> **Rows**

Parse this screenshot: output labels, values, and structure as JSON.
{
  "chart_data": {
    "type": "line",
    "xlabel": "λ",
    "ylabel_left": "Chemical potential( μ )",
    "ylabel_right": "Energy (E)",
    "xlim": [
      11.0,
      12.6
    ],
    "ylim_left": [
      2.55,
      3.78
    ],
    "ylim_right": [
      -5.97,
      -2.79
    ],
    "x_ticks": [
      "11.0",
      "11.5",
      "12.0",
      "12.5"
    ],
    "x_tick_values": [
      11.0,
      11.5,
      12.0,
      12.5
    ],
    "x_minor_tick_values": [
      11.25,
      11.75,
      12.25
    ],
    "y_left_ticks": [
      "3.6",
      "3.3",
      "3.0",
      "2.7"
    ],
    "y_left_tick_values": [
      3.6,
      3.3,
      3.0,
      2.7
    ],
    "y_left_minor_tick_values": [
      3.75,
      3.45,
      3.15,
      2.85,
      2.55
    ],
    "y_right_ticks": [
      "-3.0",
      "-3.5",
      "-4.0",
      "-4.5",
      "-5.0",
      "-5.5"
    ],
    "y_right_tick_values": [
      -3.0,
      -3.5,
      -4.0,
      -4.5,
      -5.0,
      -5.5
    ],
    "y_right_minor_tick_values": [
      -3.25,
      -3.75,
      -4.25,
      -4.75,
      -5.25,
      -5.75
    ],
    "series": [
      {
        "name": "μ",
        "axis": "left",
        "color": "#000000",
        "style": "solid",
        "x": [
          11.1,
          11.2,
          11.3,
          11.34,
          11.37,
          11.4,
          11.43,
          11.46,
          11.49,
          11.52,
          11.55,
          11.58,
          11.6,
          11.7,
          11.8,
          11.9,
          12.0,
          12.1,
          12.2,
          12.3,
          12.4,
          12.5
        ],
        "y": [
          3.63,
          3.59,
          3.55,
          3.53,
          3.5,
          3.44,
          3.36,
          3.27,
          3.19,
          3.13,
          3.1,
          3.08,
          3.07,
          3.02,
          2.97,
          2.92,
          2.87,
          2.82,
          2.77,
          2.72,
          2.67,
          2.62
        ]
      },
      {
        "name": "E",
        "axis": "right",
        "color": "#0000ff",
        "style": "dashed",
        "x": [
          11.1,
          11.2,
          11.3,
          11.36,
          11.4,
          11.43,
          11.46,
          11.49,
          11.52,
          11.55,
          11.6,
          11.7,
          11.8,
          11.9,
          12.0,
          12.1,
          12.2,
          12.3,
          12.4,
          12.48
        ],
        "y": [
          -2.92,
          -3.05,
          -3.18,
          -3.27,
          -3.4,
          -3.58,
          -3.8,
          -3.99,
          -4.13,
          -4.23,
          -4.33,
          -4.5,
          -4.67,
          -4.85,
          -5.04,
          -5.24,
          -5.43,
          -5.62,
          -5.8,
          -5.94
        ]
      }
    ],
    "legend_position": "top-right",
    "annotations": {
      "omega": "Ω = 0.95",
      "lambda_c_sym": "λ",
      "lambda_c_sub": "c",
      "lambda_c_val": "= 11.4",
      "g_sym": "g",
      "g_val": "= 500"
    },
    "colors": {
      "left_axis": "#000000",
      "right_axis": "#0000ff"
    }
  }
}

> **Task brief**
Every line above needs to be retyped exactly.

> **Reply to the exercise**
Parse this screenshot: output labels, values, and structure as JSON.
{
  "chart_data": {
    "type": "line",
    "xlabel": "λ",
    "ylabel_left": "Chemical potential( μ )",
    "ylabel_right": "Energy (E)",
    "xlim": [
      11.0,
      12.6
    ],
    "ylim_left": [
      2.55,
      3.78
    ],
    "ylim_right": [
      -5.97,
      -2.79
    ],
    "x_ticks": [
      "11.0",
      "11.5",
      "12.0",
      "12.5"
    ],
    "x_tick_values": [
      11.0,
      11.5,
      12.0,
      12.5
    ],
    "x_minor_tick_values": [
      11.25,
      11.75,
      12.25
    ],
    "y_left_ticks": [
      "3.6",
      "3.3",
      "3.0",
      "2.7"
    ],
    "y_left_tick_values": [
      3.6,
      3.3,
      3.0,
      2.7
    ],
    "y_left_minor_tick_values": [
      3.75,
      3.45,
      3.15,
      2.85,
      2.55
    ],
    "y_right_ticks": [
      "-3.0",
      "-3.5",
      "-4.0",
      "-4.5",
      "-5.0",
      "-5.5"
    ],
    "y_right_tick_values": [
      -3.0,
      -3.5,
      -4.0,
      -4.5,
      -5.0,
      -5.5
    ],
    "y_right_minor_tick_values": [
      -3.25,
      -3.75,
      -4.25,
      -4.75,
      -5.25,
      -5.75
    ],
    "series": [
      {
        "name": "μ",
        "axis": "left",
        "color": "#000000",
        "style": "solid",
        "x": [
          11.1,
          11.2,
          11.3,
          11.34,
          11.37,
          11.4,
          11.43,
          11.46,
          11.49,
          11.52,
          11.55,
          11.58,
          11.6,
          11.7,
          11.8,
          11.9,
          12.0,
          12.1,
          12.2,
          12.3,
          12.4,
          12.5
        ],
        "y": [
          3.63,
          3.59,
          3.55,
          3.53,
          3.5,
          3.44,
          3.36,
          3.27,
          3.19,
          3.13,
          3.1,
          3.08,
          3.07,
          3.02,
          2.97,
          2.92,
          2.87,
          2.82,
          2.77,
          2.72,
          2.67,
          2.62
        ]
      },
      {
        "name": "E",
        "axis": "right",
        "color": "#0000ff",
        "style": "dashed",
        "x": [
          11.1,
          11.2,
          11.3,
          11.36,
          11.4,
          11.43,
          11.46,
          11.49,
          11.52,
          11.55,
          11.6,
          11.7,
          11.8,
          11.9,
          12.0,
          12.1,
          12.2,
          12.3,
          12.4,
          12.48
        ],
        "y": [
          -2.92,
          -3.05,
          -3.18,
          -3.27,
          -3.4,
          -3.58,
          -3.8,
          -3.99,
          -4.13,
          -4.23,
          -4.33,
          -4.5,
          -4.67,
          -4.85,
          -5.04,
          -5.24,
          -5.43,
          -5.62,
          -5.8,
          -5.94
        ]
      }
    ],
    "legend_position": "top-right",
    "annotations": {
      "omega": "Ω = 0.95",
      "lambda_c_sym": "λ",
      "lambda_c_sub": "c",
      "lambda_c_val": "= 11.4",
      "g_sym": "g",
      "g_val": "= 500"
    },
    "colors": {
      "left_axis": "#000000",
      "right_axis": "#0000ff"
    }
  }
}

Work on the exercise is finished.